* Task inputs
________________________

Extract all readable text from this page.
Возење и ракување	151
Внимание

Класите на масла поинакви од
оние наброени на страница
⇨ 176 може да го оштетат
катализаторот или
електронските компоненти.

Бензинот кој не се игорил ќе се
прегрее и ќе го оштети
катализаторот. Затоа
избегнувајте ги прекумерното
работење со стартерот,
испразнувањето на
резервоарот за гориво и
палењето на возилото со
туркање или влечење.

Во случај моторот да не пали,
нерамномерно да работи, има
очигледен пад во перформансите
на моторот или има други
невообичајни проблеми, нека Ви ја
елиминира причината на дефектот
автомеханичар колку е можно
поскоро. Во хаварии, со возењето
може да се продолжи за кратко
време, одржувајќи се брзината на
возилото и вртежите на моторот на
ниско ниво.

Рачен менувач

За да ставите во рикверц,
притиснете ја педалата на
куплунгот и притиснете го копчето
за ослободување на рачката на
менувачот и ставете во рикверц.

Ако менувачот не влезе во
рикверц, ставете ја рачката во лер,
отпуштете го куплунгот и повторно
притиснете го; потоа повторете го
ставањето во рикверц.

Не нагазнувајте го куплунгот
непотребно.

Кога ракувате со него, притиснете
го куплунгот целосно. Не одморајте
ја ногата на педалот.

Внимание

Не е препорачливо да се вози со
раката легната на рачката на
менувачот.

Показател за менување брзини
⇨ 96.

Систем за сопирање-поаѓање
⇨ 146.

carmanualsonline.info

________________________

* Exercise objective
Among the lines of the data above, count those holding "возилото" and state only the number.

* Written response
2